DATA TO PROCESS ->

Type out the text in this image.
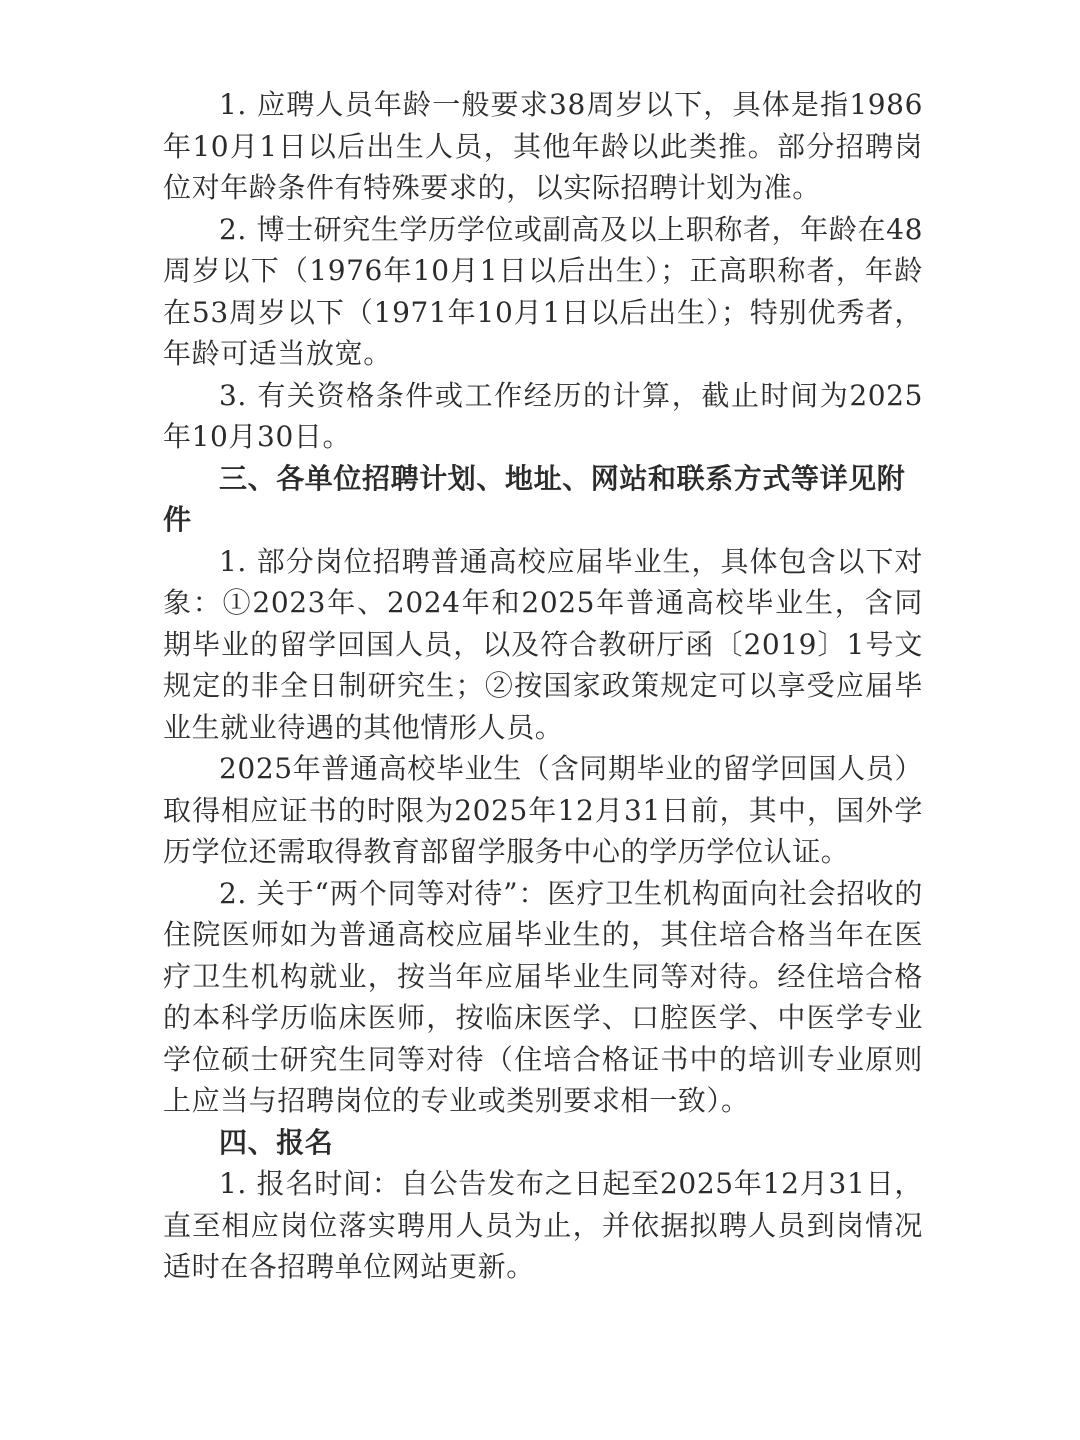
1. 应聘人员年龄一般要求38周岁以下，具体是指1986年10月1日以后出生人员，其他年龄以此类推。部分招聘岗位对年龄条件有特殊要求的，以实际招聘计划为准。

2. 博士研究生学历学位或副高及以上职称者，年龄在48周岁以下（1976年10月1日以后出生）；正高职称者，年龄在53周岁以下（1971年10月1日以后出生）；特别优秀者，年龄可适当放宽。

3. 有关资格条件或工作经历的计算，截止时间为2025年10月30日。

三、各单位招聘计划、地址、网站和联系方式等详见附件

1. 部分岗位招聘普通高校应届毕业生，具体包含以下对象：①2023年、2024年和2025年普通高校毕业生，含同期毕业的留学回国人员，以及符合教研厅函〔2019〕1号文规定的非全日制研究生；②按国家政策规定可以享受应届毕业生就业待遇的其他情形人员。

2025年普通高校毕业生（含同期毕业的留学回国人员）取得相应证书的时限为2025年12月31日前，其中，国外学历学位还需取得教育部留学服务中心的学历学位认证。

2. 关于“两个同等对待”：医疗卫生机构面向社会招收的住院医师如为普通高校应届毕业生的，其住培合格当年在医疗卫生机构就业，按当年应届毕业生同等对待。经住培合格的本科学历临床医师，按临床医学、口腔医学、中医学专业学位硕士研究生同等对待（住培合格证书中的培训专业原则上应当与招聘岗位的专业或类别要求相一致）。

四、报名

1. 报名时间：自公告发布之日起至2025年12月31日，直至相应岗位落实聘用人员为止，并依据拟聘人员到岗情况适时在各招聘单位网站更新。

TASK REQUIREMENTS -> How many lines of the listing above include the word "含同期毕业的留学回国人员"? State the number and nothing else.

RESULT OF THE TASK -> 2